Collected data entries:

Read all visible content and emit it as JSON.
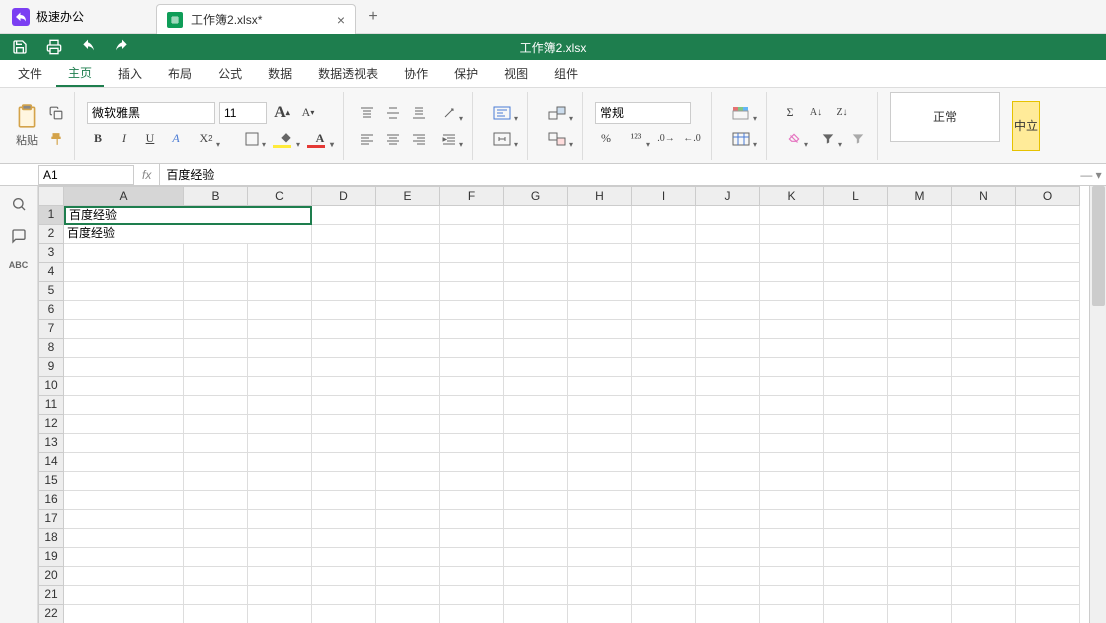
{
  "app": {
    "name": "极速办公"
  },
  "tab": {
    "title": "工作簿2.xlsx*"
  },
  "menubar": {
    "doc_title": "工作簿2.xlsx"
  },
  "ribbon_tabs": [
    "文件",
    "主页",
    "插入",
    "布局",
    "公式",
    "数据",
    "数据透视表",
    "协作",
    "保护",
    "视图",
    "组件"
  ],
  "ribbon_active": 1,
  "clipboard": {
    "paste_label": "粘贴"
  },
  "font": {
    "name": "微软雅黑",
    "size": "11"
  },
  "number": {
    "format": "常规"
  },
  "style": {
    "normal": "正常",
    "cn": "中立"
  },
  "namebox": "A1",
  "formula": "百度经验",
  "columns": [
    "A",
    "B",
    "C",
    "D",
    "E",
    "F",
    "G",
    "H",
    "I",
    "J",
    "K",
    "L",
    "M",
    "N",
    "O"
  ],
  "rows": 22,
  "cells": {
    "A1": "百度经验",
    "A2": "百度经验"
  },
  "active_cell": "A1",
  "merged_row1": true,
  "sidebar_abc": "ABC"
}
==
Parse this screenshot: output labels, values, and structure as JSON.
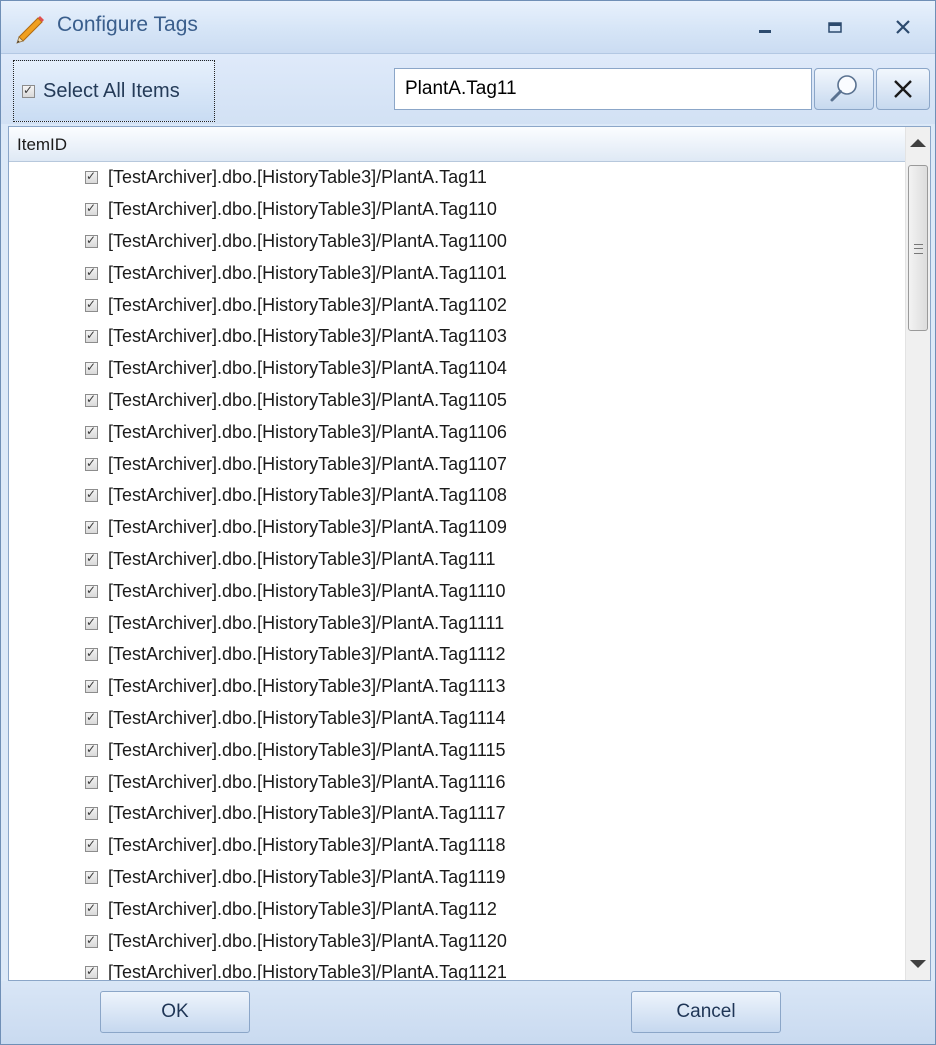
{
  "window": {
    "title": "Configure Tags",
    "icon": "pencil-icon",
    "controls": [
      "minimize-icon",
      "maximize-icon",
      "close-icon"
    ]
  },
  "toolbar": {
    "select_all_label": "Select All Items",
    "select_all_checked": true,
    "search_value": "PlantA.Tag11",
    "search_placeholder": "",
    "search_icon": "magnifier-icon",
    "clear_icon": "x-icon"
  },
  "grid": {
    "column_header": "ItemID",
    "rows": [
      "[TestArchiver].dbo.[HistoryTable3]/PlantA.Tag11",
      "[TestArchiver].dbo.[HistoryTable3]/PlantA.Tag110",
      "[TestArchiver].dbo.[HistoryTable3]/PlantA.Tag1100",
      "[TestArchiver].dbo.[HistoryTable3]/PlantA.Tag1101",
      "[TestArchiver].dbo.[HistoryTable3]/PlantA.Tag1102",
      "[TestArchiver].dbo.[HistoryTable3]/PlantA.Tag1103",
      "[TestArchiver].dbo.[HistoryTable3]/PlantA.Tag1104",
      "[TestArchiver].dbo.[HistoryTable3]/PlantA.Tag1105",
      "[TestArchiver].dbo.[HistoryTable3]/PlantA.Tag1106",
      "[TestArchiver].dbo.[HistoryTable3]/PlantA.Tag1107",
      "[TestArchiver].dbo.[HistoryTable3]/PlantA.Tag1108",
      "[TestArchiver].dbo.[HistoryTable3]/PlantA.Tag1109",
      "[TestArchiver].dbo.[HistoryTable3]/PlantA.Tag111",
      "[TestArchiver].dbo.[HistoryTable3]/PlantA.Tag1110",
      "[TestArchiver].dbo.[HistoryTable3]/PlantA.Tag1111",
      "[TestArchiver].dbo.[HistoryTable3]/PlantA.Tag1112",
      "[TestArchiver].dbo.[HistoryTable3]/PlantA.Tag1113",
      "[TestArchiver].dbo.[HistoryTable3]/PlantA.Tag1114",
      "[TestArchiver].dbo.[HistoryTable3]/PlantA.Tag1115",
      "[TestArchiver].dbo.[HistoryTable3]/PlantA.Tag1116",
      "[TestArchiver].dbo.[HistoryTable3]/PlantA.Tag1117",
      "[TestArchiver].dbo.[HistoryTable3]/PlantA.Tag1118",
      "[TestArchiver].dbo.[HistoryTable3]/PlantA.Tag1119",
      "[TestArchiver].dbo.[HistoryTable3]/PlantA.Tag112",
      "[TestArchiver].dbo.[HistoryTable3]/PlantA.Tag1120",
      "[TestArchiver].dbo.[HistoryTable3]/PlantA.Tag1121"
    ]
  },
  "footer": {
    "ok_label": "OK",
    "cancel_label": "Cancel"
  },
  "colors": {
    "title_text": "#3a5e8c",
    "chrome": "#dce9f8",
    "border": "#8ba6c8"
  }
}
---
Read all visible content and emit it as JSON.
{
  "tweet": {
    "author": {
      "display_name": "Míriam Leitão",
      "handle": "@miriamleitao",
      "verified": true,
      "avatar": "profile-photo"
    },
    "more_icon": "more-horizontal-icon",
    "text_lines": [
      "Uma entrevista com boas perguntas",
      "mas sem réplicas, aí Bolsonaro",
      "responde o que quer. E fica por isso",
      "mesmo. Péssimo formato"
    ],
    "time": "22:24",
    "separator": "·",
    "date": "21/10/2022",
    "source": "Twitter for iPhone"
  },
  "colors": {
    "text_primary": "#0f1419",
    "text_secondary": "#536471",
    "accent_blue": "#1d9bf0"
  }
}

What this task involves:
Find the word "true" in the material, then list each line that holds it.

Answer to the task:
  "merged_row1": true,
    "select_all_checked": true,
      "verified": true,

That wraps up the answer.